▶ [Exercise aim]: Copy the data below exactly.

====== Entries supplied ======

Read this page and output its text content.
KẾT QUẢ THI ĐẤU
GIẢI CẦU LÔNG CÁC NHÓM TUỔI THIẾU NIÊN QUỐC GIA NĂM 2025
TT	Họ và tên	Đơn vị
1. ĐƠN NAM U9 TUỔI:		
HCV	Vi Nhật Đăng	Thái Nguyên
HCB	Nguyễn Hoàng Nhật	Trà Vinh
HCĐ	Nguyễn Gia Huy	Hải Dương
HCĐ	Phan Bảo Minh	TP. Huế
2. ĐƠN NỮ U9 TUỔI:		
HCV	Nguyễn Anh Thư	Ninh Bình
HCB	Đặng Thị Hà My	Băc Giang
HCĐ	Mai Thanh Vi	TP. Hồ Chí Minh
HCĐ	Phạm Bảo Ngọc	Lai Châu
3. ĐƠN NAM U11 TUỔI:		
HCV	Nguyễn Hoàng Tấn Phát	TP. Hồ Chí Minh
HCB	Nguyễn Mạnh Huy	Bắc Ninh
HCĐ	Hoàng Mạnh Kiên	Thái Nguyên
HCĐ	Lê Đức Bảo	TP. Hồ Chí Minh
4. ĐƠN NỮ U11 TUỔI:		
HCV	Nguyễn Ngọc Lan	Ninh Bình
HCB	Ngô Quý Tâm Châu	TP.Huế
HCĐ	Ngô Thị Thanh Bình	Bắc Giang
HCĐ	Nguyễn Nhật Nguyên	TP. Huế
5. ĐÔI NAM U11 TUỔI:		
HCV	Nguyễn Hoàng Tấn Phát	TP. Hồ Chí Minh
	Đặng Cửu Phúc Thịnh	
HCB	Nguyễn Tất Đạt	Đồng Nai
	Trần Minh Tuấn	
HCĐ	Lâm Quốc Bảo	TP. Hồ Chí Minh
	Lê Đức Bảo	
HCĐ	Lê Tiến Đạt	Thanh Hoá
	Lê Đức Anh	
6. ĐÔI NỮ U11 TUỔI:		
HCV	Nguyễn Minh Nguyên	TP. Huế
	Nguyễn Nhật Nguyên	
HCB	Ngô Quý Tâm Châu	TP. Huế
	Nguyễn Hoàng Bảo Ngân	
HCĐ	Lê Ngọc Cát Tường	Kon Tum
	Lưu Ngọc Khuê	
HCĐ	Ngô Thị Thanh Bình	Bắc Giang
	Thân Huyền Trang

======

▶ [Correct answer]:
Read this page and output its text content.
KẾT QUẢ THI ĐẤU
GIẢI CẦU LÔNG CÁC NHÓM TUỔI THIẾU NIÊN QUỐC GIA NĂM 2025
TT	Họ và tên	Đơn vị
1. ĐƠN NAM U9 TUỔI:		
HCV	Vi Nhật Đăng	Thái Nguyên
HCB	Nguyễn Hoàng Nhật	Trà Vinh
HCĐ	Nguyễn Gia Huy	Hải Dương
HCĐ	Phan Bảo Minh	TP. Huế
2. ĐƠN NỮ U9 TUỔI:		
HCV	Nguyễn Anh Thư	Ninh Bình
HCB	Đặng Thị Hà My	Băc Giang
HCĐ	Mai Thanh Vi	TP. Hồ Chí Minh
HCĐ	Phạm Bảo Ngọc	Lai Châu
3. ĐƠN NAM U11 TUỔI:		
HCV	Nguyễn Hoàng Tấn Phát	TP. Hồ Chí Minh
HCB	Nguyễn Mạnh Huy	Bắc Ninh
HCĐ	Hoàng Mạnh Kiên	Thái Nguyên
HCĐ	Lê Đức Bảo	TP. Hồ Chí Minh
4. ĐƠN NỮ U11 TUỔI:		
HCV	Nguyễn Ngọc Lan	Ninh Bình
HCB	Ngô Quý Tâm Châu	TP.Huế
HCĐ	Ngô Thị Thanh Bình	Bắc Giang
HCĐ	Nguyễn Nhật Nguyên	TP. Huế
5. ĐÔI NAM U11 TUỔI:		
HCV	Nguyễn Hoàng Tấn Phát	TP. Hồ Chí Minh
	Đặng Cửu Phúc Thịnh	
HCB	Nguyễn Tất Đạt	Đồng Nai
	Trần Minh Tuấn	
HCĐ	Lâm Quốc Bảo	TP. Hồ Chí Minh
	Lê Đức Bảo	
HCĐ	Lê Tiến Đạt	Thanh Hoá
	Lê Đức Anh	
6. ĐÔI NỮ U11 TUỔI:		
HCV	Nguyễn Minh Nguyên	TP. Huế
	Nguyễn Nhật Nguyên	
HCB	Ngô Quý Tâm Châu	TP. Huế
	Nguyễn Hoàng Bảo Ngân	
HCĐ	Lê Ngọc Cát Tường	Kon Tum
	Lưu Ngọc Khuê	
HCĐ	Ngô Thị Thanh Bình	Bắc Giang
	Thân Huyền Trang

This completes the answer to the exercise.